(Collection entries)

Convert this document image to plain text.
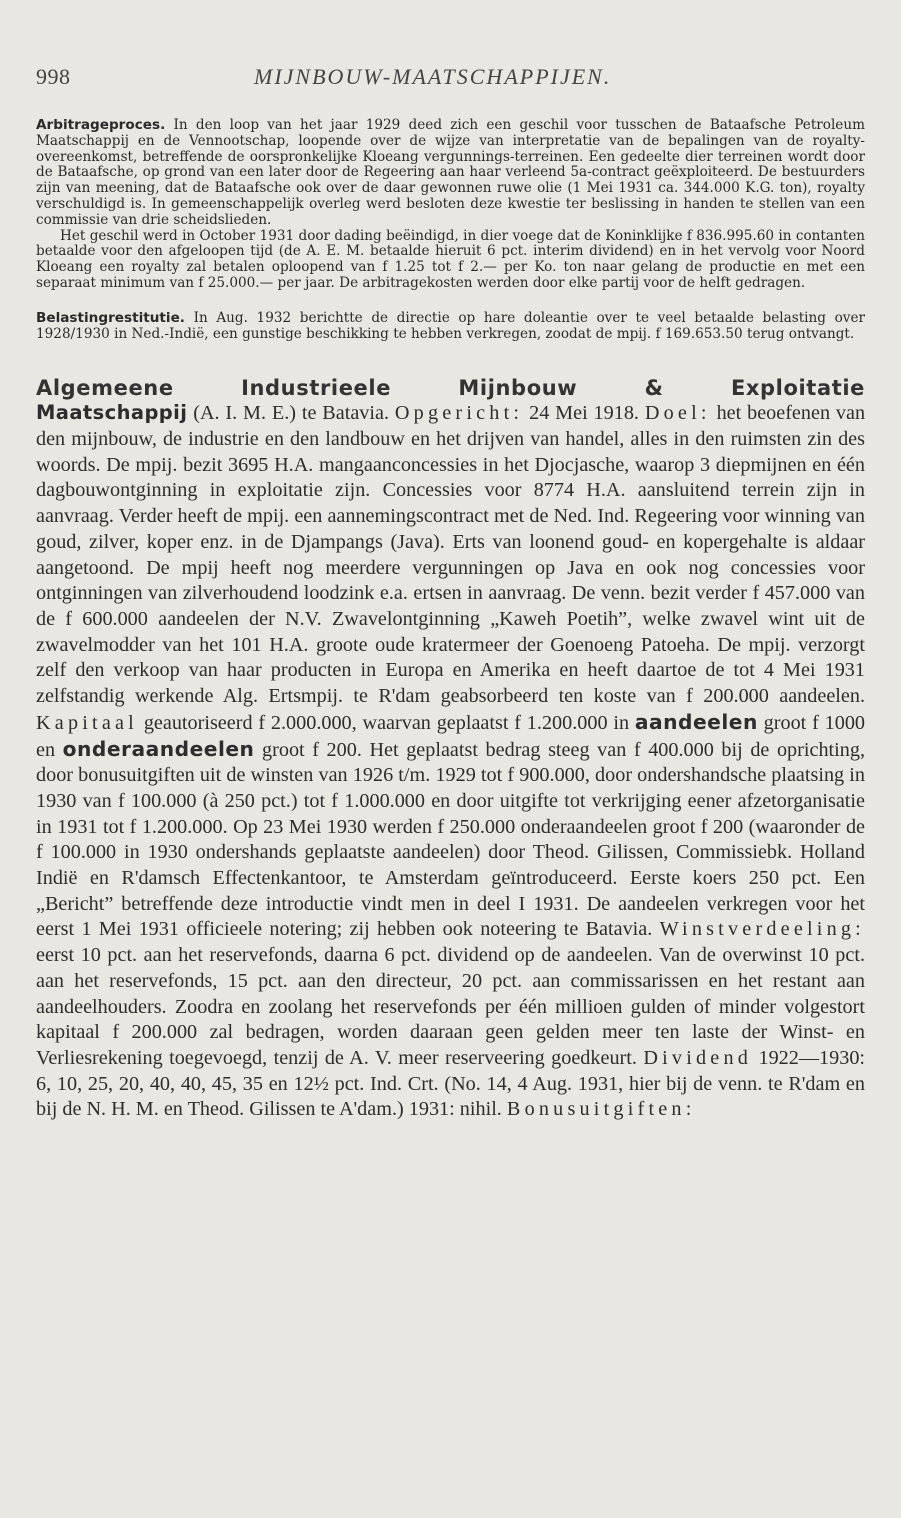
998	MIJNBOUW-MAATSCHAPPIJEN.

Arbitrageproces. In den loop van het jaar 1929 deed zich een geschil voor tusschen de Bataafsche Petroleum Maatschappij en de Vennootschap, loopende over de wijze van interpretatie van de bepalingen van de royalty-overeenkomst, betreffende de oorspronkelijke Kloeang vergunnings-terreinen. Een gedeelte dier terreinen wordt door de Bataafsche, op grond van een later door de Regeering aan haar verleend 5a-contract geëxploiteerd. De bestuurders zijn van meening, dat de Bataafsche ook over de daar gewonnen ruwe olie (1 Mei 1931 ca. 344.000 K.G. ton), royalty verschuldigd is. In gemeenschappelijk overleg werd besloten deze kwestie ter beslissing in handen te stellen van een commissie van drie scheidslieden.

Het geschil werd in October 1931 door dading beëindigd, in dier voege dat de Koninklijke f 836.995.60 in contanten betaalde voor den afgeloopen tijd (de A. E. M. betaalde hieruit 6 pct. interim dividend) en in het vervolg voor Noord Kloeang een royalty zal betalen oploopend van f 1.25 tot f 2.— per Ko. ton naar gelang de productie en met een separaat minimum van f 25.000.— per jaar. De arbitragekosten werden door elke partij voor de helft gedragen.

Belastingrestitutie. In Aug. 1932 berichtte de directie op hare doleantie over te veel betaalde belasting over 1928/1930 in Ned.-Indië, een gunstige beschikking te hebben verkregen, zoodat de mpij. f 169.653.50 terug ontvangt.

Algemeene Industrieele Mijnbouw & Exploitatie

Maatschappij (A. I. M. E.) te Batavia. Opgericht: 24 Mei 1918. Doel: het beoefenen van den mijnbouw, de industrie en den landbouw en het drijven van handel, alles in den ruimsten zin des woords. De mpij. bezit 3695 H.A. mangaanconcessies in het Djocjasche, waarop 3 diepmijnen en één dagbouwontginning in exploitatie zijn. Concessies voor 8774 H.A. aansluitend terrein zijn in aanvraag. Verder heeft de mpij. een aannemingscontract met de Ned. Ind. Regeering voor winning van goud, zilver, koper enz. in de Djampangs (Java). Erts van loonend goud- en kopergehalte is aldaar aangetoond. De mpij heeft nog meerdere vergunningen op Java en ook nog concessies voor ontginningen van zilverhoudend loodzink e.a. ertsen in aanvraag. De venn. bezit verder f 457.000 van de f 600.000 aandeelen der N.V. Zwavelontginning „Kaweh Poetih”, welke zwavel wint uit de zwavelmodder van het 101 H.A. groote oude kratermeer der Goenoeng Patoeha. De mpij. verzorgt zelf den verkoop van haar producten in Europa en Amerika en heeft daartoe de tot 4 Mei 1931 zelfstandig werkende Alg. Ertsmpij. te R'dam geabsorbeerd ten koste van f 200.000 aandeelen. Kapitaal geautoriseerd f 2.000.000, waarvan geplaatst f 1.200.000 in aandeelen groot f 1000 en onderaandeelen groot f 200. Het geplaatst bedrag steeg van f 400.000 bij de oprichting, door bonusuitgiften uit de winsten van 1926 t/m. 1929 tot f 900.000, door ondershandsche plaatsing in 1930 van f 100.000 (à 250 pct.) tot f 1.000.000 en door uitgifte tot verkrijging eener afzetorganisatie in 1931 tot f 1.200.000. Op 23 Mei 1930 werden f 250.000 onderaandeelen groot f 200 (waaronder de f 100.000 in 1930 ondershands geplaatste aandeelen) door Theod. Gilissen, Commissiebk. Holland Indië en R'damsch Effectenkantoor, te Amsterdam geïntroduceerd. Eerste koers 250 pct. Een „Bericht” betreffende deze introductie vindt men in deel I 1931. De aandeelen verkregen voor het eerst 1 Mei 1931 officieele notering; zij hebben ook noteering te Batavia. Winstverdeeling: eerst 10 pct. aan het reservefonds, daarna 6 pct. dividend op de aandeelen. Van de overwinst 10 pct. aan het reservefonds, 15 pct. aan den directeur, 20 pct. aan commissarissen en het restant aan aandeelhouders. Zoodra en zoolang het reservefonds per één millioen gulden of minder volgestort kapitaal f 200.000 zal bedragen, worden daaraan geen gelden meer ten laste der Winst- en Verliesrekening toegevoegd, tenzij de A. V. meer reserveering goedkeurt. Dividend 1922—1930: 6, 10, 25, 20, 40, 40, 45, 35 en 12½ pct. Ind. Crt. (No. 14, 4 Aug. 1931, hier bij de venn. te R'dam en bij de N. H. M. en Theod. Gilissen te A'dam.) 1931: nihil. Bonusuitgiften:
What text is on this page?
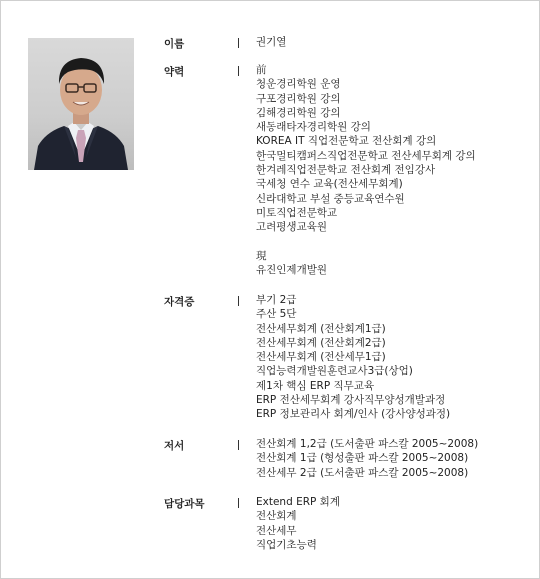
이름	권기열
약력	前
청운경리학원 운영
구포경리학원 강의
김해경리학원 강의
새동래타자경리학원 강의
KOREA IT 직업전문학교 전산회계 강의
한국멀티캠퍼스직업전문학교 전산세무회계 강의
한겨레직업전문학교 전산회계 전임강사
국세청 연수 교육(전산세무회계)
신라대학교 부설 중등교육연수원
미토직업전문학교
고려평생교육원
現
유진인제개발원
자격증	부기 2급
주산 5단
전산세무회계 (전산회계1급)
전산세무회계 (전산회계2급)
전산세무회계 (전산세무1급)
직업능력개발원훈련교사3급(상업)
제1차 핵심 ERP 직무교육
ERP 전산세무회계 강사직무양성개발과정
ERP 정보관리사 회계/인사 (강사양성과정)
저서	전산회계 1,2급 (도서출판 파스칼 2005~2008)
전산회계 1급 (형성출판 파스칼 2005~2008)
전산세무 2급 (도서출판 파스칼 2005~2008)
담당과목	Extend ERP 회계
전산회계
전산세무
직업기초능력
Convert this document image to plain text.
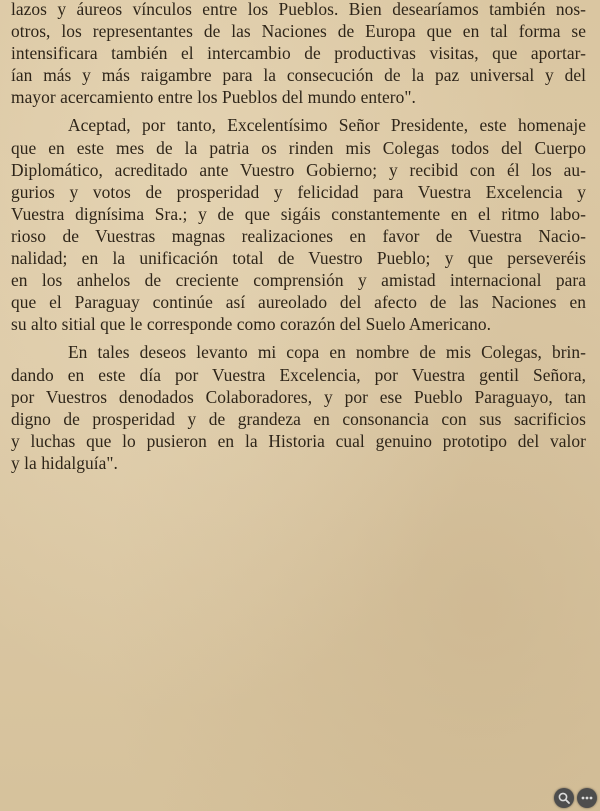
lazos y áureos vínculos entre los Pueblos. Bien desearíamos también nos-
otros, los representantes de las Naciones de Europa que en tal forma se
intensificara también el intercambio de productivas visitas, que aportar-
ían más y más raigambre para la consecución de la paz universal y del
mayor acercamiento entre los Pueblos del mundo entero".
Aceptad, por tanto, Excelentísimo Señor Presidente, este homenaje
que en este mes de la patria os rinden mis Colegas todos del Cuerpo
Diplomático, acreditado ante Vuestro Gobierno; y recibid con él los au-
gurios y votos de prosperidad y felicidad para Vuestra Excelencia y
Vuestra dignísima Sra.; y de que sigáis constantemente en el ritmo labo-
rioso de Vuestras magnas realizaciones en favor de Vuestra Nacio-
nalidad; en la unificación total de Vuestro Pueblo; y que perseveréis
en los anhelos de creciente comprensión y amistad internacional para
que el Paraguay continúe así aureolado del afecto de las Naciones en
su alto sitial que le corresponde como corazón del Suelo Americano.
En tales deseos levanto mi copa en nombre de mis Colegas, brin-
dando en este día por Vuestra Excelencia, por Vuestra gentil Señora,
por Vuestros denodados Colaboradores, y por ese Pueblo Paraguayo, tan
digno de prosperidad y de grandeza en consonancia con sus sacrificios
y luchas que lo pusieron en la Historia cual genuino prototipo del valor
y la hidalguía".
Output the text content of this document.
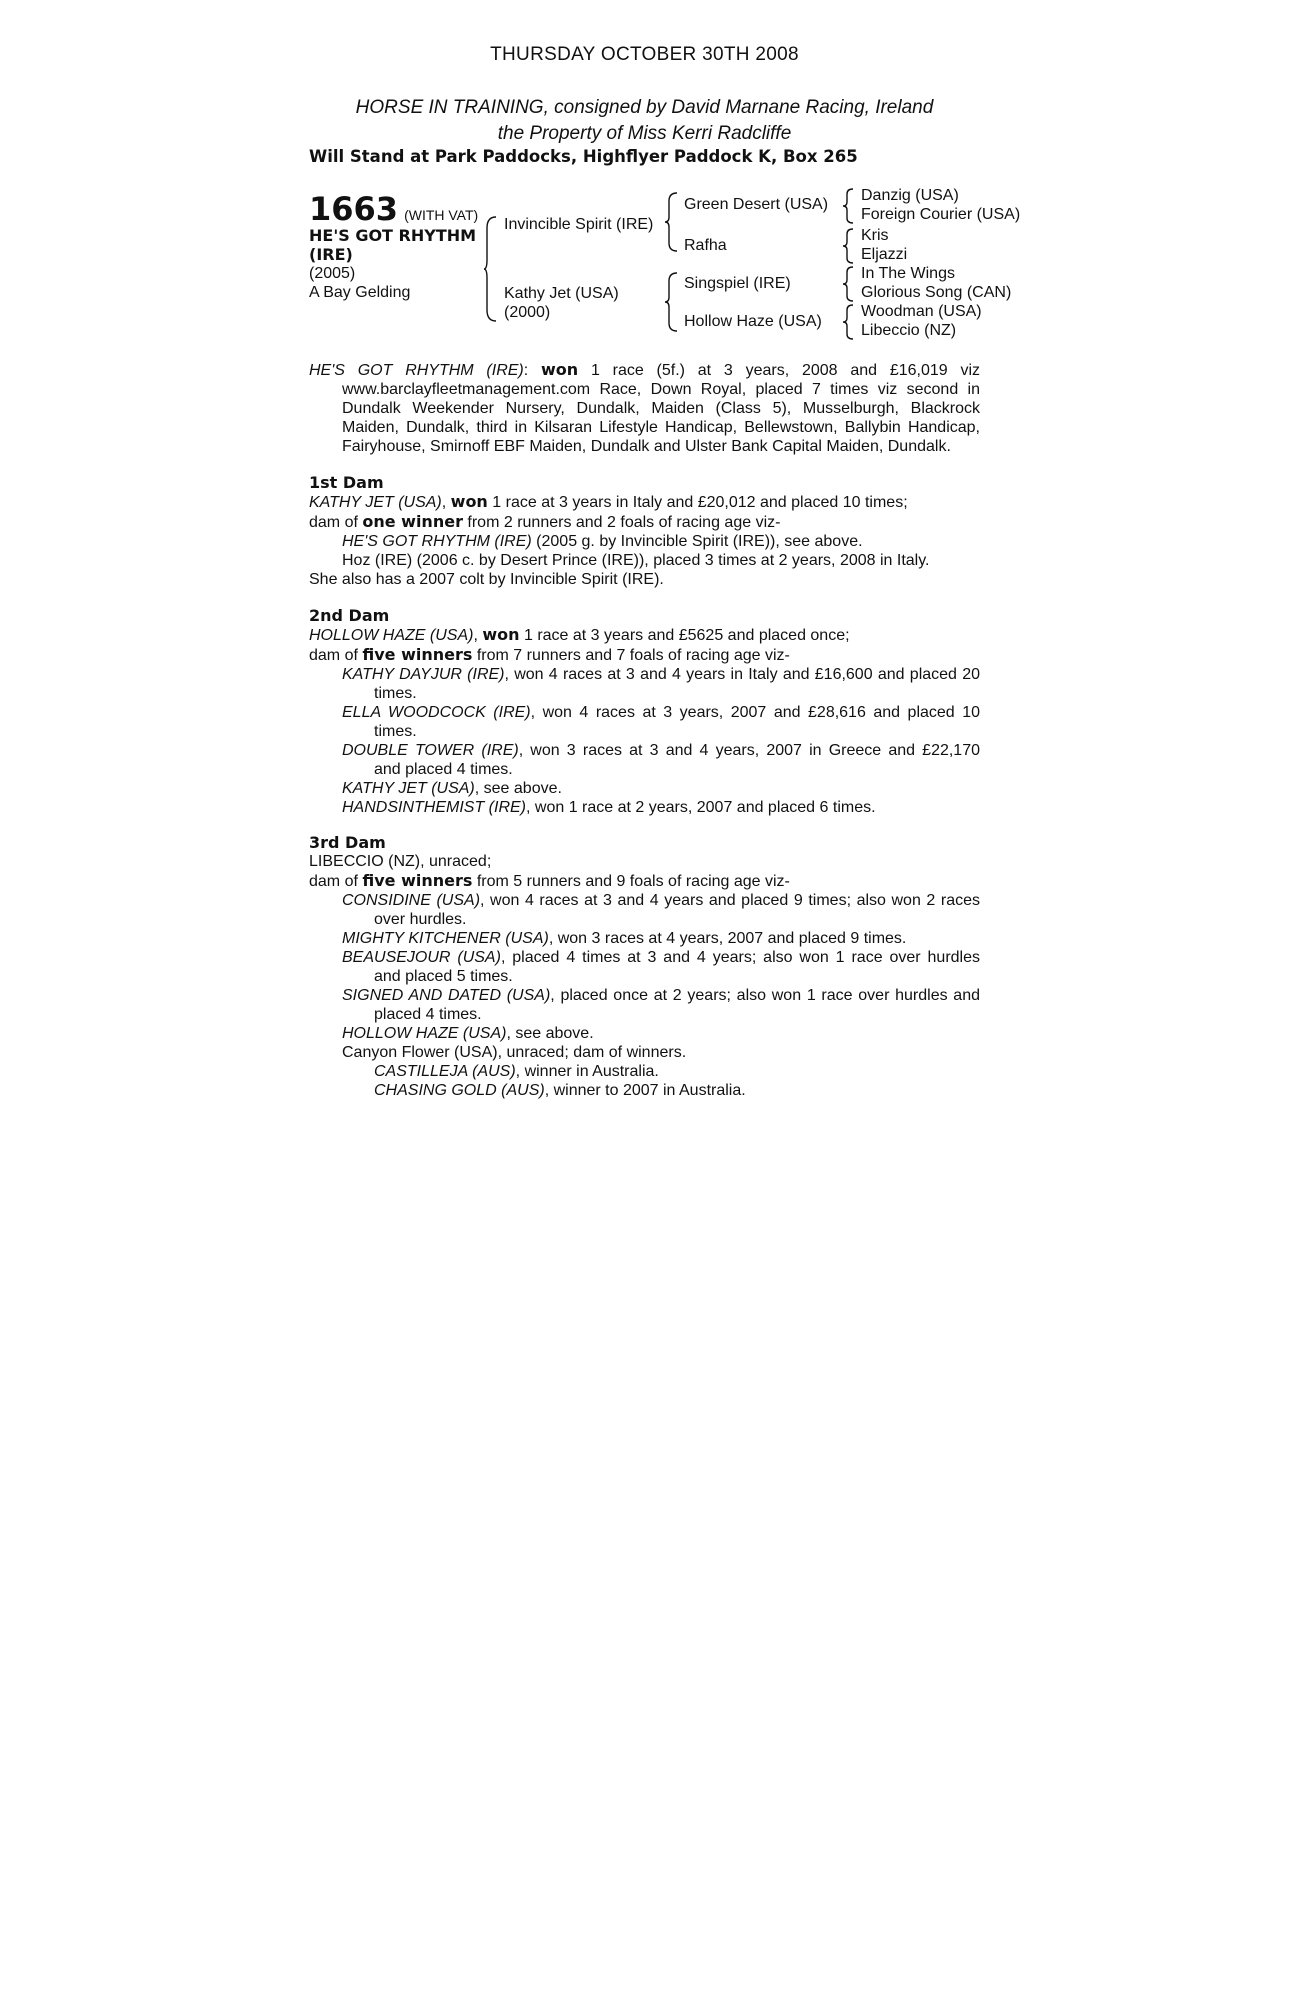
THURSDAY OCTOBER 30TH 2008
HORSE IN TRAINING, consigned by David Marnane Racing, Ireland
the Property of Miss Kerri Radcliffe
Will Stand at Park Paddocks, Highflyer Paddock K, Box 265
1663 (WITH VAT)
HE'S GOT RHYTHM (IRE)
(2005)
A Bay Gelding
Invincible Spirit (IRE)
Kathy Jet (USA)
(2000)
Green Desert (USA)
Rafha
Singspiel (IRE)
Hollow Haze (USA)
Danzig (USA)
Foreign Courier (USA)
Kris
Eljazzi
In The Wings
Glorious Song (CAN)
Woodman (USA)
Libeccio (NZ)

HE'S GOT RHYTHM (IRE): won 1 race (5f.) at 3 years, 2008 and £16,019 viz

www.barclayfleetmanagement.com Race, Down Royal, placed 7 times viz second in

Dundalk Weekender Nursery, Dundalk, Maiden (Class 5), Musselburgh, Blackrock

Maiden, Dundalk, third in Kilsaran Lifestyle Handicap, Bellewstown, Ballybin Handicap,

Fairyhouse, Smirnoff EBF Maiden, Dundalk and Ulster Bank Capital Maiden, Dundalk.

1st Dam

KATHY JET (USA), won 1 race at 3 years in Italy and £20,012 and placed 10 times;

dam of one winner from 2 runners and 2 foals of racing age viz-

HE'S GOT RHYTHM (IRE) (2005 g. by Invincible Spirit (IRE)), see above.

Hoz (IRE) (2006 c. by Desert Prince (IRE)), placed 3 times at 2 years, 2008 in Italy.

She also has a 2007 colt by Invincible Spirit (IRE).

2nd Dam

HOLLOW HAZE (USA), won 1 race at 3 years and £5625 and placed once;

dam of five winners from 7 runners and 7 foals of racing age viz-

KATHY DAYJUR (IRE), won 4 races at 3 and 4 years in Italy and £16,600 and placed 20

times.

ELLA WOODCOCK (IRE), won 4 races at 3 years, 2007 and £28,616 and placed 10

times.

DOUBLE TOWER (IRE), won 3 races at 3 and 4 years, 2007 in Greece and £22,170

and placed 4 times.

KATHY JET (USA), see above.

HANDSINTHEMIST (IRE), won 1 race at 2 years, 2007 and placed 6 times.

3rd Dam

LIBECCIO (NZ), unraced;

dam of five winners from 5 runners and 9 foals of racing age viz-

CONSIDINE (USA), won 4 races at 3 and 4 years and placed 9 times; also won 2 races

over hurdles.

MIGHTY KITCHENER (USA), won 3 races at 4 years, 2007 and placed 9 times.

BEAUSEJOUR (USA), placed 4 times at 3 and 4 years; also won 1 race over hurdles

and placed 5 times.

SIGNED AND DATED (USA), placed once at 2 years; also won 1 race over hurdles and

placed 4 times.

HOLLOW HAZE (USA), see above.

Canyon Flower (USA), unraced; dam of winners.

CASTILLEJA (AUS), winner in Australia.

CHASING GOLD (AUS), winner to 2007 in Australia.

WORK TO BE COMPLETED ->
Scan the material above. Copy each line that holds the word "también".

RESPONSE FOR THIS EXERCISE ->
lazos y áureos vínculos entre los Pueblos. Bien desearíamos también nos-
intensificara también el intercambio de productivas visitas, que aportar-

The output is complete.